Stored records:
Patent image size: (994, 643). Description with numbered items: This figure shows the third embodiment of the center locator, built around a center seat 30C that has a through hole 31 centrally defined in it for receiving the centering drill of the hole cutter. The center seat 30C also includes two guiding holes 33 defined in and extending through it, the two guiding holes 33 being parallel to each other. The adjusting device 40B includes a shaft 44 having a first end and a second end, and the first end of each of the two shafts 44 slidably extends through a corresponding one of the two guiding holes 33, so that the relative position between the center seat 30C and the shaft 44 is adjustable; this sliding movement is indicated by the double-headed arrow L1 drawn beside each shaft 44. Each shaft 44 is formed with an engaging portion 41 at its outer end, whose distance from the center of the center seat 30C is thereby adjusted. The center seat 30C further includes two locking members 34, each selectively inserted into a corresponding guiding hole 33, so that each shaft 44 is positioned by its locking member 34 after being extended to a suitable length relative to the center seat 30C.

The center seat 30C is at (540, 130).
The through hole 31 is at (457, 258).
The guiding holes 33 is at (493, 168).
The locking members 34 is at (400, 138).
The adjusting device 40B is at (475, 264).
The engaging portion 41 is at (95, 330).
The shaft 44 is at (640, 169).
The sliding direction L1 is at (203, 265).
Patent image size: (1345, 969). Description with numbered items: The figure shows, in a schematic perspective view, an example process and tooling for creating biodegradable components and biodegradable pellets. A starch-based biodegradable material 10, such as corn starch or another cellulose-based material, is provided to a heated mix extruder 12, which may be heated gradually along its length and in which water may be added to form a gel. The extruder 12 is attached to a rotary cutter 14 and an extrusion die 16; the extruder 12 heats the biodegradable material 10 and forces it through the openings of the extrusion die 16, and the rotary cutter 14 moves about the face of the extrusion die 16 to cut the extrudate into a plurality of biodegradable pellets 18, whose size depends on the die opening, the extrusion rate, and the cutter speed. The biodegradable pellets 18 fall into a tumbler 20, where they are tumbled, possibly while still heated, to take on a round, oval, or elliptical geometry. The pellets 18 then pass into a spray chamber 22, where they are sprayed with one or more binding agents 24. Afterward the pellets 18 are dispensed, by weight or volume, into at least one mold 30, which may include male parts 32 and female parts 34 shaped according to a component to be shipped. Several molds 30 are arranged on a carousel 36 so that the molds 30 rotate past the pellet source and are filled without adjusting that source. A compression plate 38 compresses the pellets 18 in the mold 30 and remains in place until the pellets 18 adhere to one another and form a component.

** PROBLEM DETAILS **
Return every line of the records that contains the string "portion", treating uppercase and lowercase as different.

** EXERCISE RESULT **
Patent image size: (994, 643). Description with numbered items: This figure shows the third embodiment of the center locator, built around a center seat 30C that has a through hole 31 centrally defined in it for receiving the centering drill of the hole cutter. The center seat 30C also includes two guiding holes 33 defined in and extending through it, the two guiding holes 33 being parallel to each other. The adjusting device 40B includes a shaft 44 having a first end and a second end, and the first end of each of the two shafts 44 slidably extends through a corresponding one of the two guiding holes 33, so that the relative position between the center seat 30C and the shaft 44 is adjustable; this sliding movement is indicated by the double-headed arrow L1 drawn beside each shaft 44. Each shaft 44 is formed with an engaging portion 41 at its outer end, whose distance from the center of the center seat 30C is thereby adjusted. The center seat 30C further includes two locking members 34, each selectively inserted into a corresponding guiding hole 33, so that each shaft 44 is positioned by its locking member 34 after being extended to a suitable length relative to the center seat 30C.
The engaging portion 41 is at (95, 330).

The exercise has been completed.